*Material for this task*
********************
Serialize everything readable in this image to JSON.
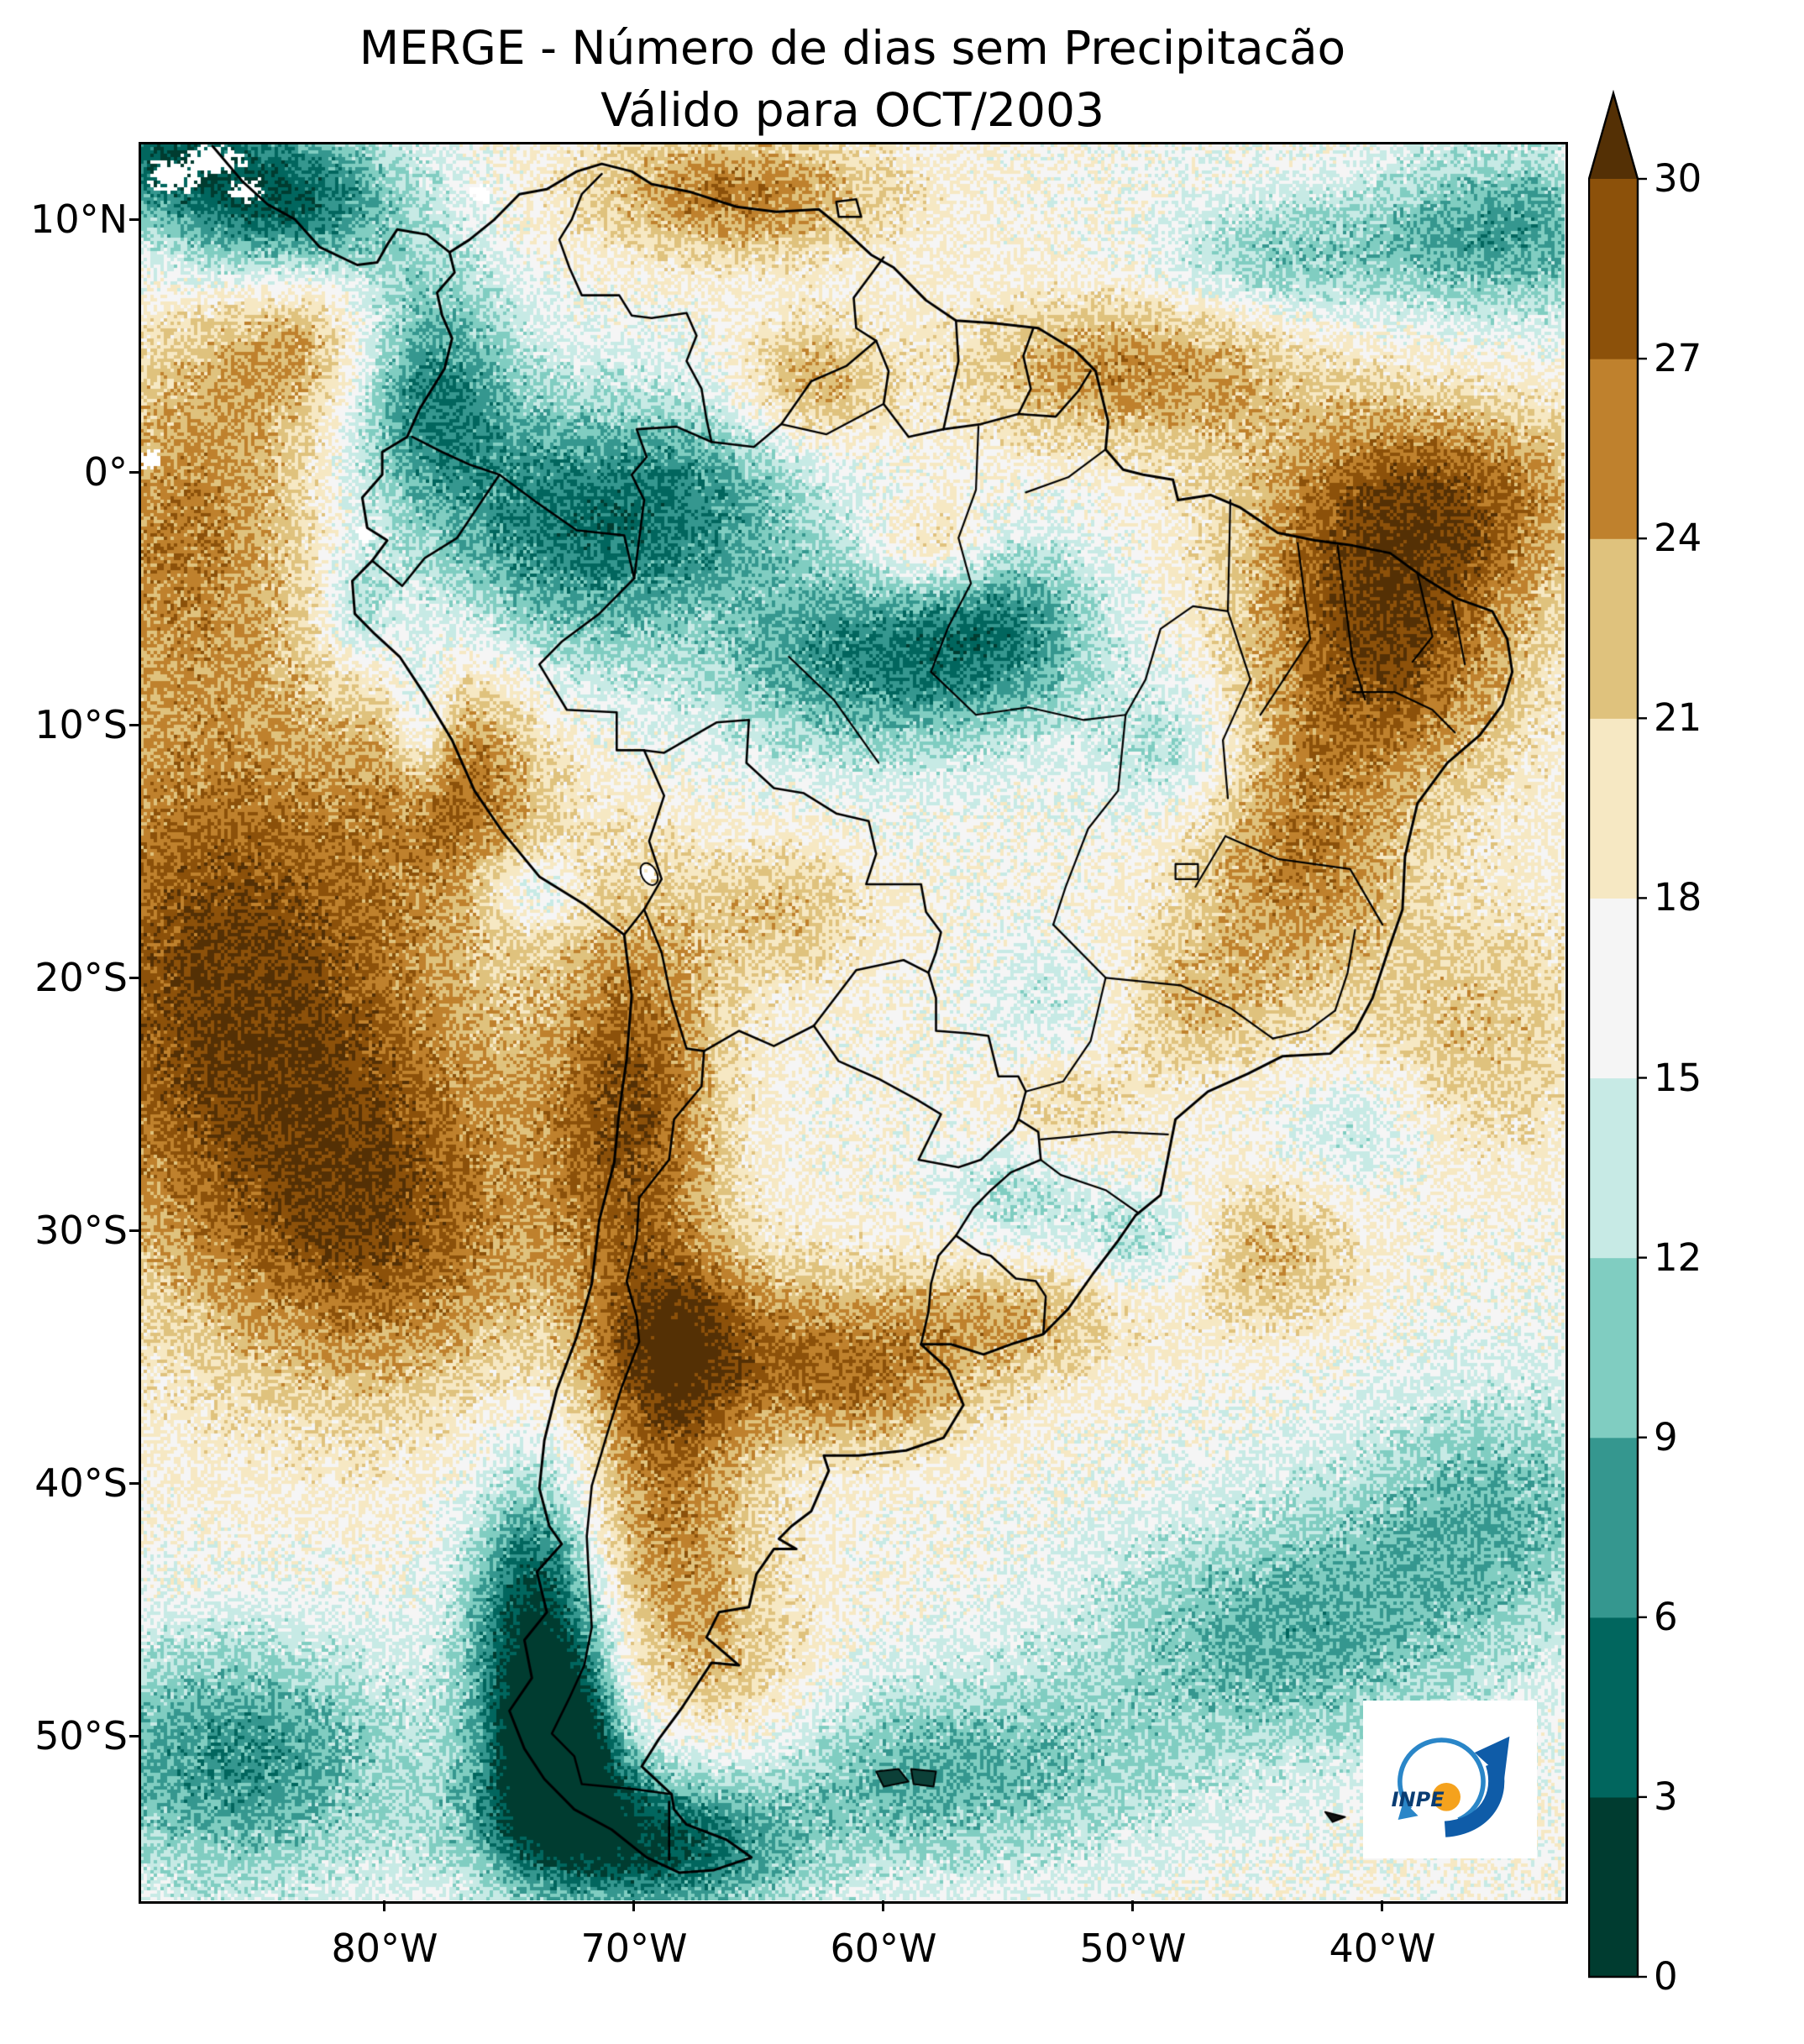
{
  "title": {
    "line1": "MERGE - Número de dias sem Precipitacão",
    "line2": "Válido para OCT/2003"
  },
  "axes": {
    "lat_ticks": [
      "10°N",
      "0°",
      "10°S",
      "20°S",
      "30°S",
      "40°S",
      "50°S"
    ],
    "lon_ticks": [
      "80°W",
      "70°W",
      "60°W",
      "50°W",
      "40°W"
    ]
  },
  "colorbar": {
    "ticks": [
      0,
      3,
      6,
      9,
      12,
      15,
      18,
      21,
      24,
      27,
      30
    ],
    "tick_labels": [
      "30",
      "27",
      "24",
      "21",
      "18",
      "15",
      "12",
      "9",
      "6",
      "3",
      "0"
    ],
    "bin_colors": [
      "#003c30",
      "#01665e",
      "#35978f",
      "#80cdc1",
      "#c7eae5",
      "#f5f5f5",
      "#f6e8c3",
      "#dfc27d",
      "#bf812d",
      "#8c510a"
    ],
    "over_color": "#543005",
    "extend": "max"
  },
  "logo": {
    "label": "INPE"
  },
  "chart_data": {
    "type": "heatmap",
    "title": "MERGE - Número de dias sem Precipitacão",
    "subtitle": "Válido para OCT/2003",
    "variable": "número de dias sem precipitação",
    "units": "dias",
    "region": "América do Sul",
    "value_range": [
      0,
      30
    ],
    "bin_size": 3,
    "colormap": "BrBG reversed (teal = poucos dias sem chuva, marrom = muitos dias sem chuva)",
    "legend_position": "right",
    "grid": false,
    "extent": {
      "lon_min": -89.8,
      "lon_max": -32.7,
      "lat_min": -56.5,
      "lat_max": 13.0
    },
    "lat_tick_values": [
      10,
      0,
      -10,
      -20,
      -30,
      -40,
      -50
    ],
    "lon_tick_values": [
      -80,
      -70,
      -60,
      -50,
      -40
    ],
    "field_base": 17,
    "field_sources": [
      [
        -84.5,
        10.8,
        5.0,
        3.2,
        -14
      ],
      [
        -89.0,
        12.5,
        3.0,
        2.0,
        -9
      ],
      [
        -78.5,
        3.5,
        3.5,
        5.0,
        -11
      ],
      [
        -73.0,
        -2.5,
        5.5,
        5.5,
        -10
      ],
      [
        -67.0,
        -1.0,
        5.0,
        4.0,
        -7
      ],
      [
        -60.5,
        -7.5,
        6.5,
        4.0,
        -10
      ],
      [
        -55.0,
        -6.0,
        4.0,
        3.5,
        -7
      ],
      [
        -35.0,
        9.5,
        5.5,
        3.5,
        -9
      ],
      [
        -44.0,
        8.5,
        5.0,
        2.5,
        -6
      ],
      [
        -81.0,
        -5.5,
        1.5,
        2.5,
        -6
      ],
      [
        -78.5,
        -10.0,
        1.3,
        3.0,
        -8
      ],
      [
        -74.0,
        -16.5,
        2.0,
        1.5,
        -6
      ],
      [
        -73.8,
        -46.0,
        2.8,
        6.5,
        -17
      ],
      [
        -73.0,
        -50.5,
        2.0,
        3.0,
        -14
      ],
      [
        -72.0,
        -53.5,
        5.0,
        3.0,
        -10
      ],
      [
        -68.0,
        -54.8,
        5.0,
        2.5,
        -8
      ],
      [
        -86.0,
        -51.0,
        7.0,
        5.0,
        -10
      ],
      [
        -58.0,
        -51.5,
        9.0,
        4.0,
        -8
      ],
      [
        -44.0,
        -46.0,
        8.0,
        5.0,
        -8
      ],
      [
        -35.5,
        -41.0,
        6.0,
        5.0,
        -7
      ],
      [
        -54.5,
        -28.5,
        3.0,
        2.5,
        -5
      ],
      [
        -49.5,
        -30.5,
        2.5,
        2.0,
        -5
      ],
      [
        -48.5,
        -11.0,
        3.0,
        3.0,
        -5
      ],
      [
        -53.0,
        -21.0,
        3.0,
        2.5,
        -4
      ],
      [
        -41.0,
        -26.0,
        3.0,
        2.5,
        -4
      ],
      [
        -86.0,
        -20.0,
        9.0,
        11.0,
        13
      ],
      [
        -80.0,
        -30.0,
        7.0,
        7.0,
        9
      ],
      [
        -88.0,
        -2.0,
        5.0,
        7.0,
        8
      ],
      [
        -83.0,
        5.0,
        4.0,
        3.5,
        7
      ],
      [
        -77.0,
        -12.0,
        3.5,
        4.5,
        8
      ],
      [
        -70.0,
        -25.0,
        3.5,
        8.0,
        11
      ],
      [
        -68.5,
        -35.0,
        3.0,
        4.0,
        9
      ],
      [
        -64.0,
        -34.5,
        6.0,
        3.5,
        7
      ],
      [
        -69.0,
        -42.0,
        4.0,
        5.0,
        8
      ],
      [
        -66.0,
        -48.0,
        4.0,
        4.0,
        5
      ],
      [
        -40.0,
        -7.0,
        5.5,
        5.5,
        12
      ],
      [
        -43.5,
        -15.5,
        4.5,
        5.0,
        8
      ],
      [
        -38.0,
        -1.0,
        7.0,
        4.0,
        10
      ],
      [
        -50.0,
        4.0,
        7.0,
        3.0,
        8
      ],
      [
        -66.0,
        11.0,
        6.0,
        2.5,
        9
      ],
      [
        -63.0,
        3.5,
        3.0,
        2.5,
        7
      ],
      [
        -58.0,
        -3.0,
        2.5,
        2.0,
        6
      ],
      [
        -48.0,
        -21.0,
        4.0,
        3.0,
        5
      ],
      [
        -55.0,
        -33.5,
        5.0,
        2.5,
        6
      ],
      [
        -44.5,
        -31.0,
        3.5,
        3.0,
        6
      ],
      [
        -36.0,
        -22.0,
        5.0,
        5.0,
        5
      ],
      [
        -53.0,
        -25.5,
        3.0,
        2.5,
        4
      ],
      [
        -64.0,
        -17.5,
        3.5,
        3.0,
        5
      ],
      [
        -60.5,
        -36.5,
        4.5,
        2.5,
        5
      ]
    ],
    "no_data_spots": [
      [
        -88.5,
        11.8,
        1.3,
        0.8
      ],
      [
        -87.0,
        12.4,
        1.6,
        0.7
      ],
      [
        -85.6,
        11.2,
        0.8,
        0.6
      ],
      [
        -76.2,
        11.1,
        0.6,
        0.5
      ],
      [
        -80.8,
        -2.4,
        0.5,
        0.4
      ],
      [
        -69.5,
        -15.9,
        0.6,
        0.45
      ],
      [
        -89.4,
        0.5,
        0.7,
        0.5
      ]
    ]
  }
}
********************
*What you are asked to do*
The pictures in the entries should be left out; output everything else exactly.

*Output*
Serialize everything readable in this image to JSON.
{
  "title": {
    "line1": "MERGE - Número de dias sem Precipitacão",
    "line2": "Válido para OCT/2003"
  },
  "axes": {
    "lat_ticks": [
      "10°N",
      "0°",
      "10°S",
      "20°S",
      "30°S",
      "40°S",
      "50°S"
    ],
    "lon_ticks": [
      "80°W",
      "70°W",
      "60°W",
      "50°W",
      "40°W"
    ]
  },
  "colorbar": {
    "ticks": [
      0,
      3,
      6,
      9,
      12,
      15,
      18,
      21,
      24,
      27,
      30
    ],
    "tick_labels": [
      "30",
      "27",
      "24",
      "21",
      "18",
      "15",
      "12",
      "9",
      "6",
      "3",
      "0"
    ],
    "bin_colors": [
      "#003c30",
      "#01665e",
      "#35978f",
      "#80cdc1",
      "#c7eae5",
      "#f5f5f5",
      "#f6e8c3",
      "#dfc27d",
      "#bf812d",
      "#8c510a"
    ],
    "over_color": "#543005",
    "extend": "max"
  },
  "logo": {
    "label": "INPE"
  },
  "chart_data": {
    "type": "heatmap",
    "title": "MERGE - Número de dias sem Precipitacão",
    "subtitle": "Válido para OCT/2003",
    "variable": "número de dias sem precipitação",
    "units": "dias",
    "region": "América do Sul",
    "value_range": [
      0,
      30
    ],
    "bin_size": 3,
    "colormap": "BrBG reversed (teal = poucos dias sem chuva, marrom = muitos dias sem chuva)",
    "legend_position": "right",
    "grid": false,
    "extent": {
      "lon_min": -89.8,
      "lon_max": -32.7,
      "lat_min": -56.5,
      "lat_max": 13.0
    },
    "lat_tick_values": [
      10,
      0,
      -10,
      -20,
      -30,
      -40,
      -50
    ],
    "lon_tick_values": [
      -80,
      -70,
      -60,
      -50,
      -40
    ],
    "field_base": 17,
    "field_sources": [
      [
        -84.5,
        10.8,
        5.0,
        3.2,
        -14
      ],
      [
        -89.0,
        12.5,
        3.0,
        2.0,
        -9
      ],
      [
        -78.5,
        3.5,
        3.5,
        5.0,
        -11
      ],
      [
        -73.0,
        -2.5,
        5.5,
        5.5,
        -10
      ],
      [
        -67.0,
        -1.0,
        5.0,
        4.0,
        -7
      ],
      [
        -60.5,
        -7.5,
        6.5,
        4.0,
        -10
      ],
      [
        -55.0,
        -6.0,
        4.0,
        3.5,
        -7
      ],
      [
        -35.0,
        9.5,
        5.5,
        3.5,
        -9
      ],
      [
        -44.0,
        8.5,
        5.0,
        2.5,
        -6
      ],
      [
        -81.0,
        -5.5,
        1.5,
        2.5,
        -6
      ],
      [
        -78.5,
        -10.0,
        1.3,
        3.0,
        -8
      ],
      [
        -74.0,
        -16.5,
        2.0,
        1.5,
        -6
      ],
      [
        -73.8,
        -46.0,
        2.8,
        6.5,
        -17
      ],
      [
        -73.0,
        -50.5,
        2.0,
        3.0,
        -14
      ],
      [
        -72.0,
        -53.5,
        5.0,
        3.0,
        -10
      ],
      [
        -68.0,
        -54.8,
        5.0,
        2.5,
        -8
      ],
      [
        -86.0,
        -51.0,
        7.0,
        5.0,
        -10
      ],
      [
        -58.0,
        -51.5,
        9.0,
        4.0,
        -8
      ],
      [
        -44.0,
        -46.0,
        8.0,
        5.0,
        -8
      ],
      [
        -35.5,
        -41.0,
        6.0,
        5.0,
        -7
      ],
      [
        -54.5,
        -28.5,
        3.0,
        2.5,
        -5
      ],
      [
        -49.5,
        -30.5,
        2.5,
        2.0,
        -5
      ],
      [
        -48.5,
        -11.0,
        3.0,
        3.0,
        -5
      ],
      [
        -53.0,
        -21.0,
        3.0,
        2.5,
        -4
      ],
      [
        -41.0,
        -26.0,
        3.0,
        2.5,
        -4
      ],
      [
        -86.0,
        -20.0,
        9.0,
        11.0,
        13
      ],
      [
        -80.0,
        -30.0,
        7.0,
        7.0,
        9
      ],
      [
        -88.0,
        -2.0,
        5.0,
        7.0,
        8
      ],
      [
        -83.0,
        5.0,
        4.0,
        3.5,
        7
      ],
      [
        -77.0,
        -12.0,
        3.5,
        4.5,
        8
      ],
      [
        -70.0,
        -25.0,
        3.5,
        8.0,
        11
      ],
      [
        -68.5,
        -35.0,
        3.0,
        4.0,
        9
      ],
      [
        -64.0,
        -34.5,
        6.0,
        3.5,
        7
      ],
      [
        -69.0,
        -42.0,
        4.0,
        5.0,
        8
      ],
      [
        -66.0,
        -48.0,
        4.0,
        4.0,
        5
      ],
      [
        -40.0,
        -7.0,
        5.5,
        5.5,
        12
      ],
      [
        -43.5,
        -15.5,
        4.5,
        5.0,
        8
      ],
      [
        -38.0,
        -1.0,
        7.0,
        4.0,
        10
      ],
      [
        -50.0,
        4.0,
        7.0,
        3.0,
        8
      ],
      [
        -66.0,
        11.0,
        6.0,
        2.5,
        9
      ],
      [
        -63.0,
        3.5,
        3.0,
        2.5,
        7
      ],
      [
        -58.0,
        -3.0,
        2.5,
        2.0,
        6
      ],
      [
        -48.0,
        -21.0,
        4.0,
        3.0,
        5
      ],
      [
        -55.0,
        -33.5,
        5.0,
        2.5,
        6
      ],
      [
        -44.5,
        -31.0,
        3.5,
        3.0,
        6
      ],
      [
        -36.0,
        -22.0,
        5.0,
        5.0,
        5
      ],
      [
        -53.0,
        -25.5,
        3.0,
        2.5,
        4
      ],
      [
        -64.0,
        -17.5,
        3.5,
        3.0,
        5
      ],
      [
        -60.5,
        -36.5,
        4.5,
        2.5,
        5
      ]
    ],
    "no_data_spots": [
      [
        -88.5,
        11.8,
        1.3,
        0.8
      ],
      [
        -87.0,
        12.4,
        1.6,
        0.7
      ],
      [
        -85.6,
        11.2,
        0.8,
        0.6
      ],
      [
        -76.2,
        11.1,
        0.6,
        0.5
      ],
      [
        -80.8,
        -2.4,
        0.5,
        0.4
      ],
      [
        -69.5,
        -15.9,
        0.6,
        0.45
      ],
      [
        -89.4,
        0.5,
        0.7,
        0.5
      ]
    ]
  }
}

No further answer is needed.